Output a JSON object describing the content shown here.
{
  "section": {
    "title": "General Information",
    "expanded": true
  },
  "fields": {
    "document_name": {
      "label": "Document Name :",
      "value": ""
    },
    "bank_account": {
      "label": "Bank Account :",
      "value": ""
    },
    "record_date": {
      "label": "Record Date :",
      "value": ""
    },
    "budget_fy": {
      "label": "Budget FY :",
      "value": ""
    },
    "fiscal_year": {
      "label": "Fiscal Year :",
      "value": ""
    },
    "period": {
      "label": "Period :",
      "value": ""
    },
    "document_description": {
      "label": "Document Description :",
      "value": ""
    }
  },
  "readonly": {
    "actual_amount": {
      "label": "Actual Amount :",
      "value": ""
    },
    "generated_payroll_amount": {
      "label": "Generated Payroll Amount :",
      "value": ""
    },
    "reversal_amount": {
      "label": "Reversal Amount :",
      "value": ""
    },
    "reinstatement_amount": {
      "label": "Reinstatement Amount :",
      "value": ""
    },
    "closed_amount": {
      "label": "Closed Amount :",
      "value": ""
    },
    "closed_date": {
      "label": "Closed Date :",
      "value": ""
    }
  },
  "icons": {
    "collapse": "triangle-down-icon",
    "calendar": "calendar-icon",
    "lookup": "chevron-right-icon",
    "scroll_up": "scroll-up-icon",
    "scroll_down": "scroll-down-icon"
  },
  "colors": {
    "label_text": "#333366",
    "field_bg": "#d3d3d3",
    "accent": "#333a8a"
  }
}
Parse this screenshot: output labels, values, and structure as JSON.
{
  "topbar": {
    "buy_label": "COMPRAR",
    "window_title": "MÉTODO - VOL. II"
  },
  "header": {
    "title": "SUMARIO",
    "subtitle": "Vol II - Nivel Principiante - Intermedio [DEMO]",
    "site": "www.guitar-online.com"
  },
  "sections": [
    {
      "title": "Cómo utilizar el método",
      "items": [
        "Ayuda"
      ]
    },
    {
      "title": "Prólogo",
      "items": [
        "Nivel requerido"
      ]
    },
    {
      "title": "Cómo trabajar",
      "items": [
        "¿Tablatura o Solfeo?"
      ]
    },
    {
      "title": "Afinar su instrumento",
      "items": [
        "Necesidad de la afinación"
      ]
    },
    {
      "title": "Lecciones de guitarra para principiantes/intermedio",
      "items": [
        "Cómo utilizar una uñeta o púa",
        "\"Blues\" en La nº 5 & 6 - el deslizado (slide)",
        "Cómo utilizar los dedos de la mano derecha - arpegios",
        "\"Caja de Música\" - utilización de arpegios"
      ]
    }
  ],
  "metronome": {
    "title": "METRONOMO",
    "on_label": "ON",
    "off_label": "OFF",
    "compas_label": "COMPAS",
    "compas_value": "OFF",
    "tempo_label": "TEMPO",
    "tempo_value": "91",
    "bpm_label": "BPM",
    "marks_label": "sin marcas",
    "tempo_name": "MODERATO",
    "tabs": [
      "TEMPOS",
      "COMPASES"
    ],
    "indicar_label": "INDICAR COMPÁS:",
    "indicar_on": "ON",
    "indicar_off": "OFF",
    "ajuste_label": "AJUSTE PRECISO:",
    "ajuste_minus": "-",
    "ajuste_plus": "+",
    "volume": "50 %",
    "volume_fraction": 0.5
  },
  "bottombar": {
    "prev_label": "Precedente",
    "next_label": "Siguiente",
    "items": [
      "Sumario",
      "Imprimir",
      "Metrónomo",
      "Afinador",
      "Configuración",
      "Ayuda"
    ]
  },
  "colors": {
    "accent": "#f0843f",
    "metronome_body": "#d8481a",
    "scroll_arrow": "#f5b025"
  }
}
= = = = =
→ What to work on
Work out how many lines in the records above hold the string "JSON", then give only that count.

→ Exercise solution
2